EXERCISE OBJECTIVE: Scan the following material for the string "Маркса" and copy each line in which it appears.

PROVIDED DATA:

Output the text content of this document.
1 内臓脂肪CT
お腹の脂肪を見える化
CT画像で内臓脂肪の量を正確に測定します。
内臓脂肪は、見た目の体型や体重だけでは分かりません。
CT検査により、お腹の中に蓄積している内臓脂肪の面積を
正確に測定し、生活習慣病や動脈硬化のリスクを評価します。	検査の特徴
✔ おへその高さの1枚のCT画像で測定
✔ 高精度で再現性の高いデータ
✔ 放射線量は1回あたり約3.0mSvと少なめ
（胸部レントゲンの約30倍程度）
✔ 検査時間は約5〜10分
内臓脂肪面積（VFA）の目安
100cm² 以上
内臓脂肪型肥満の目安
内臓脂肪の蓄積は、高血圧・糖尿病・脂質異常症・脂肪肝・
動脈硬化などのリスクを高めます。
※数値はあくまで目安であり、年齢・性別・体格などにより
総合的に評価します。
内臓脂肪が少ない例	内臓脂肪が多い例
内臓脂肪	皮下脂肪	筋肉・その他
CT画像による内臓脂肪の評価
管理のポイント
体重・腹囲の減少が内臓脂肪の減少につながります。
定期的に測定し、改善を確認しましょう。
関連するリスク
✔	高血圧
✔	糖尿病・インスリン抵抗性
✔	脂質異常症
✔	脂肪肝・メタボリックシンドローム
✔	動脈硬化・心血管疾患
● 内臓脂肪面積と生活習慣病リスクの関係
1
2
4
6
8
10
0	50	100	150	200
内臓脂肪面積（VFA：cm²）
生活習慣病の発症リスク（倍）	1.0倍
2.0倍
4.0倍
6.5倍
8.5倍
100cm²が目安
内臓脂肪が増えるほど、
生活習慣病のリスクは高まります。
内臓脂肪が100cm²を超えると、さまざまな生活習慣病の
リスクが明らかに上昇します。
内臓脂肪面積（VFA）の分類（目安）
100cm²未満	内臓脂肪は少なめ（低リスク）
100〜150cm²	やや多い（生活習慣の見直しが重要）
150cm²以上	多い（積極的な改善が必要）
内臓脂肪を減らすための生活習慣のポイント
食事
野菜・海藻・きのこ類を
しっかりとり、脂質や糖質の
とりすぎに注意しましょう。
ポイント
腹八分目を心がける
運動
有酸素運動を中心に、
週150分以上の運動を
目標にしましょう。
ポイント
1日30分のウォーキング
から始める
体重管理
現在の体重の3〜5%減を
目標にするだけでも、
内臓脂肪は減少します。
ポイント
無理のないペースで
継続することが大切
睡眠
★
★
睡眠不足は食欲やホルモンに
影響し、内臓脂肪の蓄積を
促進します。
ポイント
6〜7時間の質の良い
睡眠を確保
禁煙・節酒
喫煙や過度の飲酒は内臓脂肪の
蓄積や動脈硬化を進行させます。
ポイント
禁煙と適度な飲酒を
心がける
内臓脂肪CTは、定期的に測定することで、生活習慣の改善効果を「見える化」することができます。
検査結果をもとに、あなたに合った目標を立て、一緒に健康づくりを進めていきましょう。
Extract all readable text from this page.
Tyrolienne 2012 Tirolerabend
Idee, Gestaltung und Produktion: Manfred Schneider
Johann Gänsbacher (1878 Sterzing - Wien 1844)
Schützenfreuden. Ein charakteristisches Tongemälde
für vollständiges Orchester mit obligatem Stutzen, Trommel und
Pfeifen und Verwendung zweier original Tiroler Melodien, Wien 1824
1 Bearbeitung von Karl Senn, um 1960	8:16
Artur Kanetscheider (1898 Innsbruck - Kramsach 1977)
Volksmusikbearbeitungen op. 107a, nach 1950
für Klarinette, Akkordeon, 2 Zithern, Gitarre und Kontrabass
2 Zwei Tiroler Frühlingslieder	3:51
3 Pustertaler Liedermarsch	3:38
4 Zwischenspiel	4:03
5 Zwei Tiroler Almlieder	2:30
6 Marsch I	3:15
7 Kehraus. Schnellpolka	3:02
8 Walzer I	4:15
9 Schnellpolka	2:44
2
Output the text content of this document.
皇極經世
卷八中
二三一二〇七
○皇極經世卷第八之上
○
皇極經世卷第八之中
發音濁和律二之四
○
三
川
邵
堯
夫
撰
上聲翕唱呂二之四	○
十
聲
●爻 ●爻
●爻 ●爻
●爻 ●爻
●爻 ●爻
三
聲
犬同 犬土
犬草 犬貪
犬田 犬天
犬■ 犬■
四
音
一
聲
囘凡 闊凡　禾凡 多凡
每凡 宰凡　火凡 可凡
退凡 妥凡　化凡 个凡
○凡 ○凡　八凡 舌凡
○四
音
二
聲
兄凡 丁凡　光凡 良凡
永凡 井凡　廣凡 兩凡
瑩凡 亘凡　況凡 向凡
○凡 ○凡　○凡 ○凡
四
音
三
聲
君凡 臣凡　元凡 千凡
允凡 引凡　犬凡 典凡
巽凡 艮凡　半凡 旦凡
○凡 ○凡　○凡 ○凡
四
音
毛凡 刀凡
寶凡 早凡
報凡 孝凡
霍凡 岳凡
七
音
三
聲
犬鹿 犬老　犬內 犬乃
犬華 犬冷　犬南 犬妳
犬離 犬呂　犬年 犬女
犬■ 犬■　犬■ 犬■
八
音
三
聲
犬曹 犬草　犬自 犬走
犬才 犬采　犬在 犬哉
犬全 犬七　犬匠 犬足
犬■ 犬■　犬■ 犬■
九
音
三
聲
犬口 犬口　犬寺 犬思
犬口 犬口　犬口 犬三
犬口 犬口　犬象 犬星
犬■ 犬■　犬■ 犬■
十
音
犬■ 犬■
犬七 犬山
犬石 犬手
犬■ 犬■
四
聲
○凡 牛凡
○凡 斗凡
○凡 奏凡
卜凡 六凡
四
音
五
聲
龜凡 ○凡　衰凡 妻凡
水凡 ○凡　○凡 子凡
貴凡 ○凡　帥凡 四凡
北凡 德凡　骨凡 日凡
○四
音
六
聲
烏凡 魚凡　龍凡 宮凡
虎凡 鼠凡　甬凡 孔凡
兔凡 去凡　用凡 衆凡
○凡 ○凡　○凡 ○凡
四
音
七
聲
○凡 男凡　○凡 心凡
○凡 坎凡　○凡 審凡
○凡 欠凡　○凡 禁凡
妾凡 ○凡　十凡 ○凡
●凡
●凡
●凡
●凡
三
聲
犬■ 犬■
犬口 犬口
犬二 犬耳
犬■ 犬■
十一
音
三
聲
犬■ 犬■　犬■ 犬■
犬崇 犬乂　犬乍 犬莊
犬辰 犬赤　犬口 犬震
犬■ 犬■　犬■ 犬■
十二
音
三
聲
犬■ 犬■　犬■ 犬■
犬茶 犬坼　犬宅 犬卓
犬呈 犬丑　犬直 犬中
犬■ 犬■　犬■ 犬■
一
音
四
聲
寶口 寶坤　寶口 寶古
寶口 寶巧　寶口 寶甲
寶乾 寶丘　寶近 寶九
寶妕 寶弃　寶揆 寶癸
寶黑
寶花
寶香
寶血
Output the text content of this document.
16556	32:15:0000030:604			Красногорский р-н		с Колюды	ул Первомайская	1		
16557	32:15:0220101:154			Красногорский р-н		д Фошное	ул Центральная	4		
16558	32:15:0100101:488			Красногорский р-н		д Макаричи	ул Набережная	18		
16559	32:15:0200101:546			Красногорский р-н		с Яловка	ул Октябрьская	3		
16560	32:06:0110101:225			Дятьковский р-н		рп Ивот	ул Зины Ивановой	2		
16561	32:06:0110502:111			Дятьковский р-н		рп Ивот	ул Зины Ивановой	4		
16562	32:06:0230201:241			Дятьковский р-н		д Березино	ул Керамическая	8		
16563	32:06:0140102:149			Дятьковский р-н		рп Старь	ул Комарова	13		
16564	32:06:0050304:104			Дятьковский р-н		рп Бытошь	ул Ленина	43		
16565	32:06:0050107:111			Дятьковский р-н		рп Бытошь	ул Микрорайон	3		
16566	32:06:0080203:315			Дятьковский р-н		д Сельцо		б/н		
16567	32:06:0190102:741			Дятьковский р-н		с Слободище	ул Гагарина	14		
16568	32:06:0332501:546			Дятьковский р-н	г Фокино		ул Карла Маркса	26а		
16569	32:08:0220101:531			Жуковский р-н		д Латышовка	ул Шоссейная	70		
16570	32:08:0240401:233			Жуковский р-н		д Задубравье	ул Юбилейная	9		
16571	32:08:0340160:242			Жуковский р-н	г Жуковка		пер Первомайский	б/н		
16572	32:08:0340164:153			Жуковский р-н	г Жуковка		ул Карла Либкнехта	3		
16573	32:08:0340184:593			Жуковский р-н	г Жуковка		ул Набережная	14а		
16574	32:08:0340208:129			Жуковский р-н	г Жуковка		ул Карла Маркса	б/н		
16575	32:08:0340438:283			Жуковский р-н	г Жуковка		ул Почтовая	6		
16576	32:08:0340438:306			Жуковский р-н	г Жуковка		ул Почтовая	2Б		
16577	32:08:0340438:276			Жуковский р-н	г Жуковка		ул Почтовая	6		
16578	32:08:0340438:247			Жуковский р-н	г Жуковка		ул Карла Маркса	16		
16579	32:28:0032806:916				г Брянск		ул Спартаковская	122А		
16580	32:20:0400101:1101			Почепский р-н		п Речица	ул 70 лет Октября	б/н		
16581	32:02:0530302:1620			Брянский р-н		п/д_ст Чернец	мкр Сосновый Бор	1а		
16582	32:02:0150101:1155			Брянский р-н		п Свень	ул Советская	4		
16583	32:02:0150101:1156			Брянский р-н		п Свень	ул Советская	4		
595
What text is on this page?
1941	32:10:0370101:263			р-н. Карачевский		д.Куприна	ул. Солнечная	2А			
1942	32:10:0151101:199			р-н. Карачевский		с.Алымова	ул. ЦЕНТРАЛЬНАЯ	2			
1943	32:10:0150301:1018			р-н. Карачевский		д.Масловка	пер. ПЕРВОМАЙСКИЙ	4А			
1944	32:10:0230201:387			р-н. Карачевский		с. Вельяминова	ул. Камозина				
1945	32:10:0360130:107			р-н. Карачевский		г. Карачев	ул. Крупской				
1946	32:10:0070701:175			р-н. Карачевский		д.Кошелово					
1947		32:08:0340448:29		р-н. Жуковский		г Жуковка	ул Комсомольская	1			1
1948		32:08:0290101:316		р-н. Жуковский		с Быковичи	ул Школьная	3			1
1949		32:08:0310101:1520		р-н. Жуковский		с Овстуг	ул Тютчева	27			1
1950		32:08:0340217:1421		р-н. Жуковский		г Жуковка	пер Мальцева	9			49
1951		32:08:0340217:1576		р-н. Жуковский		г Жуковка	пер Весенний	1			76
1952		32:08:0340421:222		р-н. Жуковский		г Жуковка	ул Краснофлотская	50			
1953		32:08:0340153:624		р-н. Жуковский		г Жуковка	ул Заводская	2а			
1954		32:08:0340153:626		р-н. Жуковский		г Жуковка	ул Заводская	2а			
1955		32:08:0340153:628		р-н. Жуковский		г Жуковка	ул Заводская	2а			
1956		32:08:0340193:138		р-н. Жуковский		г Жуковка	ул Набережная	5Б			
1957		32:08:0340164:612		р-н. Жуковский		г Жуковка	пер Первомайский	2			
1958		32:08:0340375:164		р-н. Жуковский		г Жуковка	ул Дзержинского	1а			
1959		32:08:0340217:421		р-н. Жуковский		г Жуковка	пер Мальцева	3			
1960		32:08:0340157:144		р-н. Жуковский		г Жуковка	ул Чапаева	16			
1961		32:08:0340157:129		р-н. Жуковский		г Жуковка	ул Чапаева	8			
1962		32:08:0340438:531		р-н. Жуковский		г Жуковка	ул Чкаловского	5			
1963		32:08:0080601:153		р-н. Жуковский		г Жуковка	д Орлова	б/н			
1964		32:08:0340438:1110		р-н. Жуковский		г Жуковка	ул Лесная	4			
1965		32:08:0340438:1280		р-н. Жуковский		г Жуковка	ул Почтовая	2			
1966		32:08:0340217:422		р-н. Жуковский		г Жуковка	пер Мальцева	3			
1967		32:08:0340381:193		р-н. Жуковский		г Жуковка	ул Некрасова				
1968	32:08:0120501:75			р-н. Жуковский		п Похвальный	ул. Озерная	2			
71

RESPONSE FOR THIS EXERCISE:
16568	32:06:0332501:546			Дятьковский р-н	г Фокино		ул Карла Маркса	26а		
16574	32:08:0340208:129			Жуковский р-н	г Жуковка		ул Карла Маркса	б/н		
16578	32:08:0340438:247			Жуковский р-н	г Жуковка		ул Карла Маркса	16		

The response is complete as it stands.